Aim: Collect all lines containing the word "good" from the data.

↓

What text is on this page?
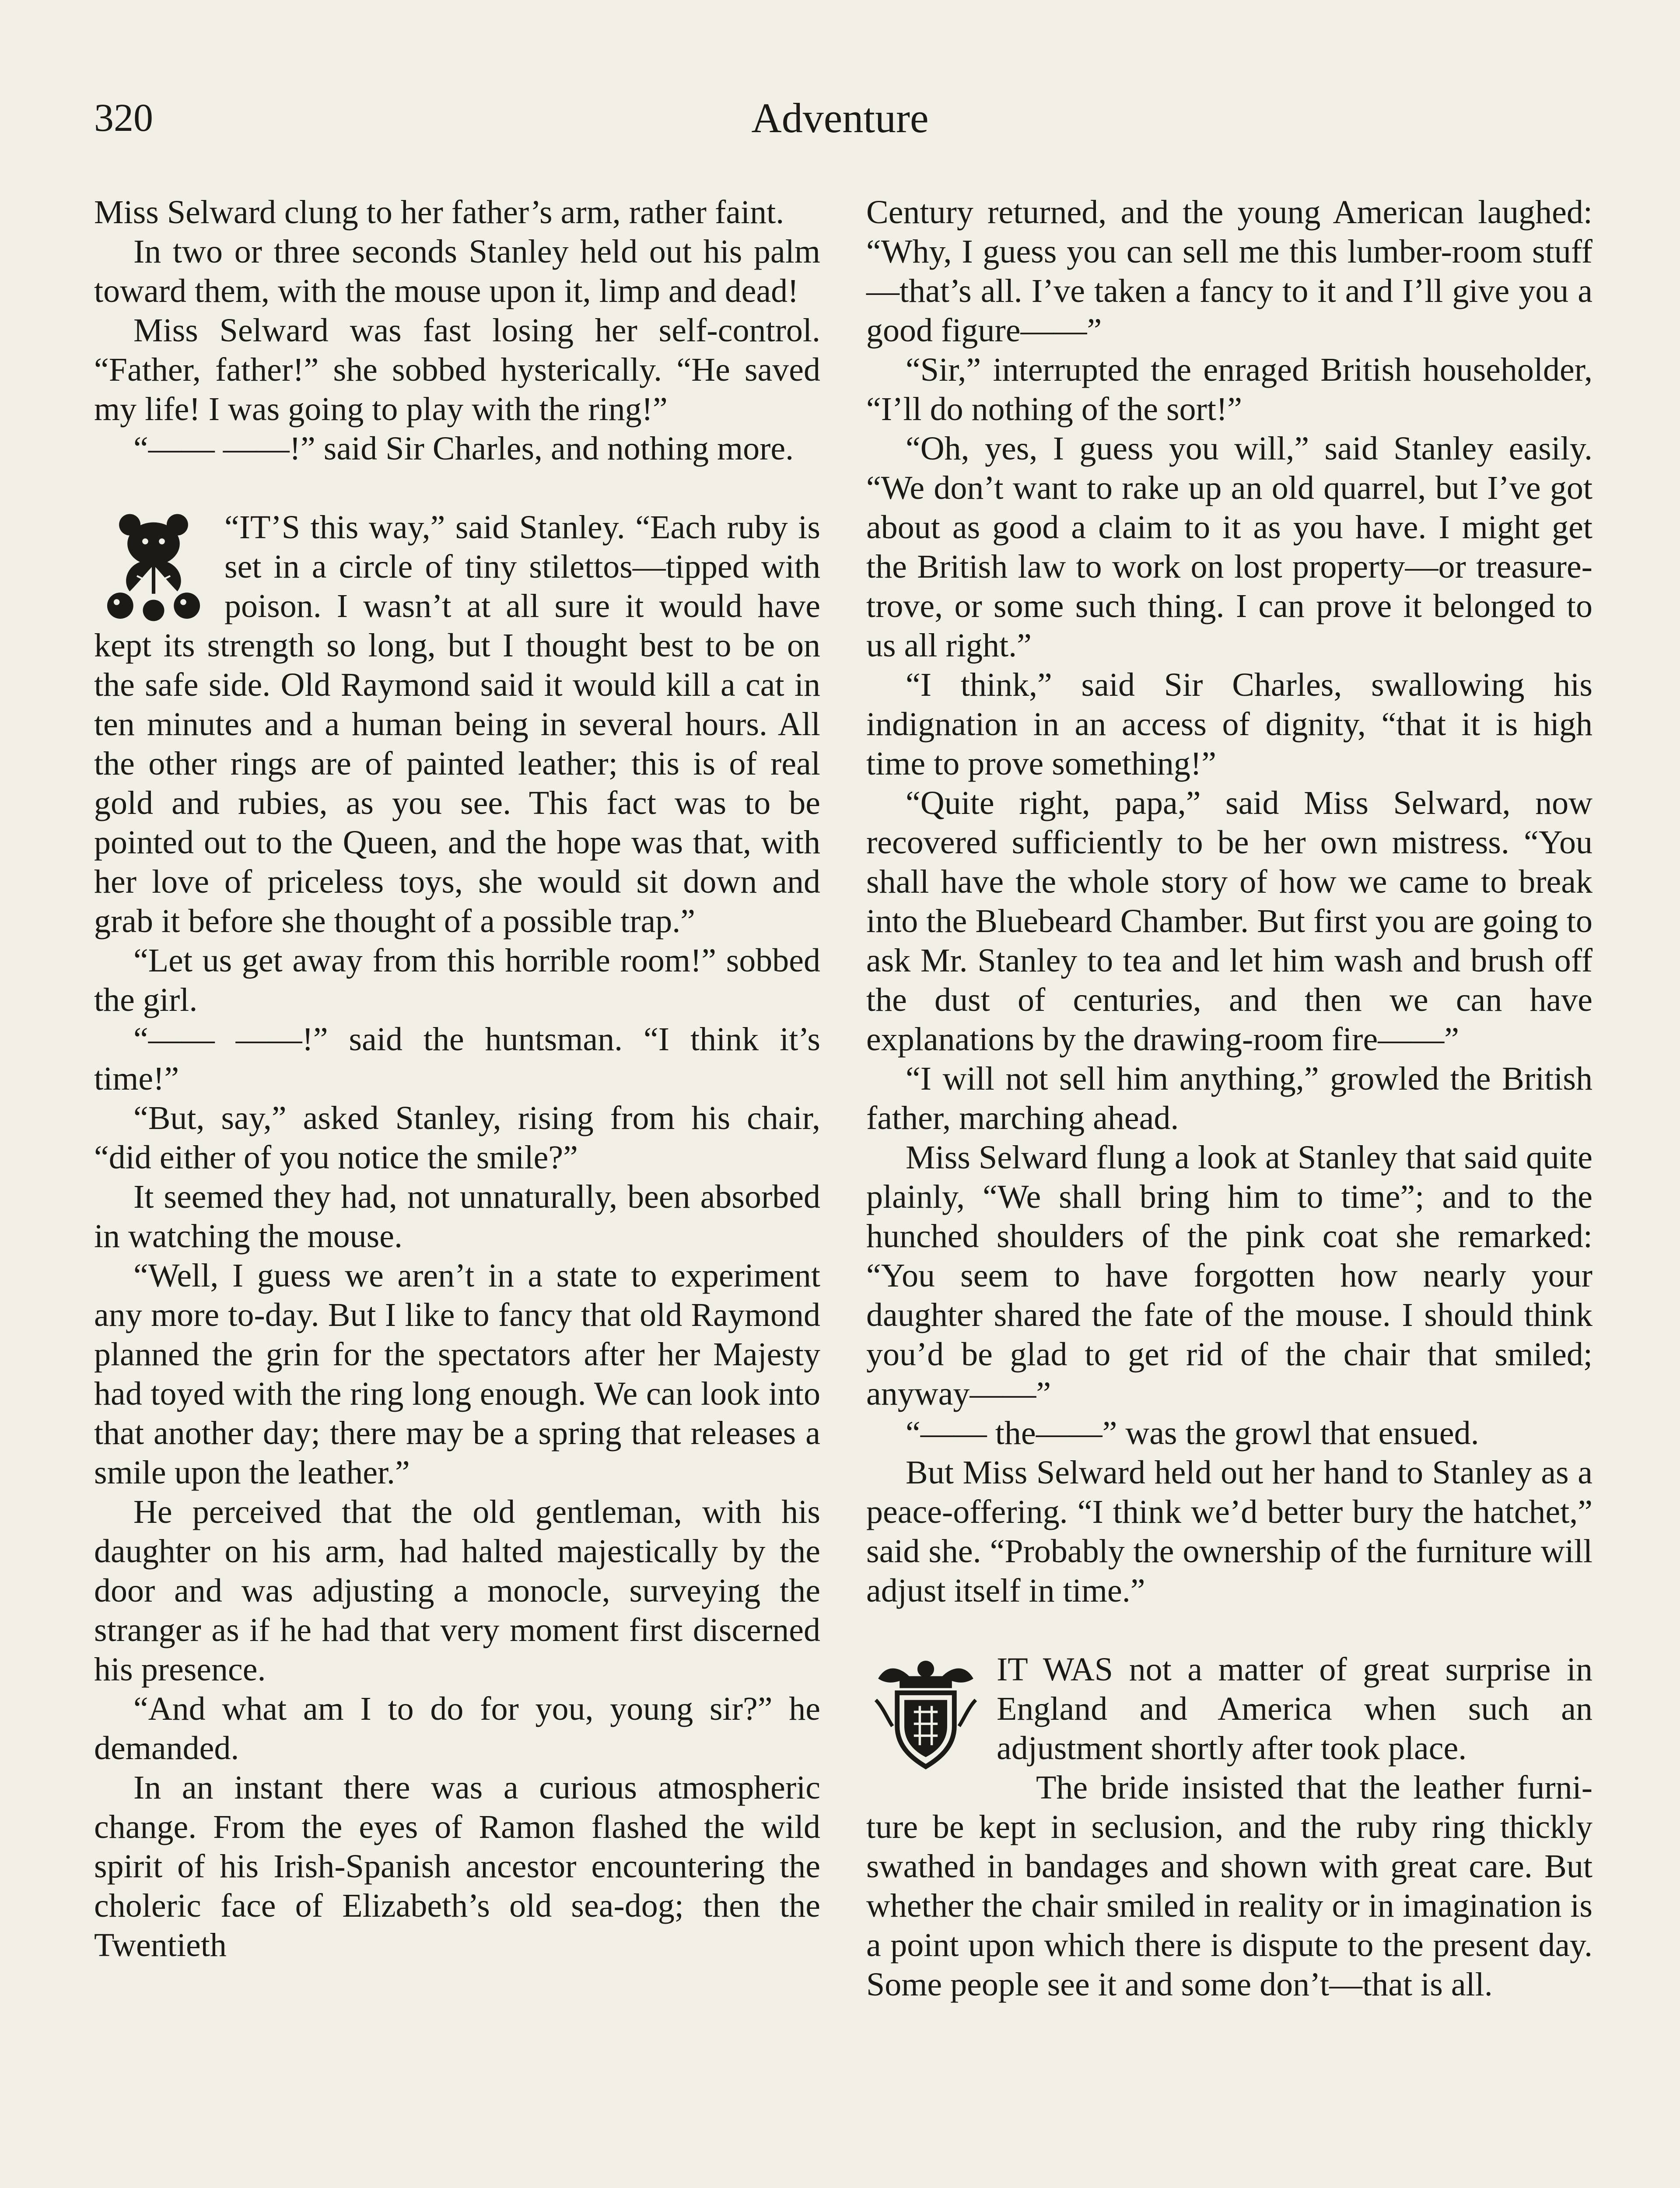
320	Adventure

Miss Selward clung to her father’s arm, rather faint.

In two or three seconds Stanley held out his palm toward them, with the mouse upon it, limp and dead!

Miss Selward was fast losing her self-control. “Father, father!” she sobbed hysterically. “He saved my life! I was going to play with the ring!”

“—— ——!” said Sir Charles, and nothing more.

“IT’S this way,” said Stanley. “Each ruby is set in a circle of tiny stilettos—tipped with poison. I wasn’t at all sure it would have kept its strength so long, but I thought best to be on the safe side. Old Raymond said it would kill a cat in ten minutes and a human being in several hours. All the other rings are of painted leather; this is of real gold and rubies, as you see. This fact was to be pointed out to the Queen, and the hope was that, with her love of priceless toys, she would sit down and grab it before she thought of a possible trap.”

“Let us get away from this horrible room!” sobbed the girl.

“—— ——!” said the huntsman. “I think it’s time!”

“But, say,” asked Stanley, rising from his chair, “did either of you notice the smile?”

It seemed they had, not unnaturally, been absorbed in watching the mouse.

“Well, I guess we aren’t in a state to experiment any more to-day. But I like to fancy that old Raymond planned the grin for the spectators after her Majesty had toyed with the ring long enough. We can look into that another day; there may be a spring that releases a smile upon the leather.”

He perceived that the old gentleman, with his daughter on his arm, had halted majestically by the door and was adjusting a monocle, surveying the stranger as if he had that very moment first discerned his presence.

“And what am I to do for you, young sir?” he demanded.

In an instant there was a curious atmospheric change. From the eyes of Ramon flashed the wild spirit of his Irish-Spanish ancestor encountering the choleric face of Elizabeth’s old sea-dog; then the Twentieth

Century returned, and the young American laughed: “Why, I guess you can sell me this lumber-room stuff—that’s all. I’ve taken a fancy to it and I’ll give you a good figure——”

“Sir,” interrupted the enraged British householder, “I’ll do nothing of the sort!”

“Oh, yes, I guess you will,” said Stanley easily. “We don’t want to rake up an old quarrel, but I’ve got about as good a claim to it as you have. I might get the British law to work on lost property—or treasure-trove, or some such thing. I can prove it belonged to us all right.”

“I think,” said Sir Charles, swallowing his indignation in an access of dignity, “that it is high time to prove something!”

“Quite right, papa,” said Miss Selward, now recovered sufficiently to be her own mistress. “You shall have the whole story of how we came to break into the Bluebeard Chamber. But first you are going to ask Mr. Stanley to tea and let him wash and brush off the dust of centuries, and then we can have explanations by the drawing-room fire——”

“I will not sell him anything,” growled the British father, marching ahead.

Miss Selward flung a look at Stanley that said quite plainly, “We shall bring him to time”; and to the hunched shoulders of the pink coat she remarked: “You seem to have forgotten how nearly your daughter shared the fate of the mouse. I should think you’d be glad to get rid of the chair that smiled; anyway——”

“—— the——” was the growl that ensued.

But Miss Selward held out her hand to Stanley as a peace-offering. “I think we’d better bury the hatchet,” said she. “Probably the ownership of the furniture will adjust itself in time.”

IT WAS not a matter of great surprise in England and America when such an adjustment shortly after took place.

The bride insisted that the leather furniture be kept in seclusion, and the ruby ring thickly swathed in bandages and shown with great care. But whether the chair smiled in reality or in imagination is a point upon which there is dispute to the present day. Some people see it and some don’t—that is all.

↑

Exercise response:
Century returned, and the young American laughed: “Why, I guess you can sell me this lumber-room stuff—that’s all. I’ve taken a fancy to it and I’ll give you a good figure——”
“Oh, yes, I guess you will,” said Stanley easily. “We don’t want to rake up an old quarrel, but I’ve got about as good a claim to it as you have. I might get the British law to work on lost property—or treasure-trove, or some such thing. I can prove it belonged to us all right.”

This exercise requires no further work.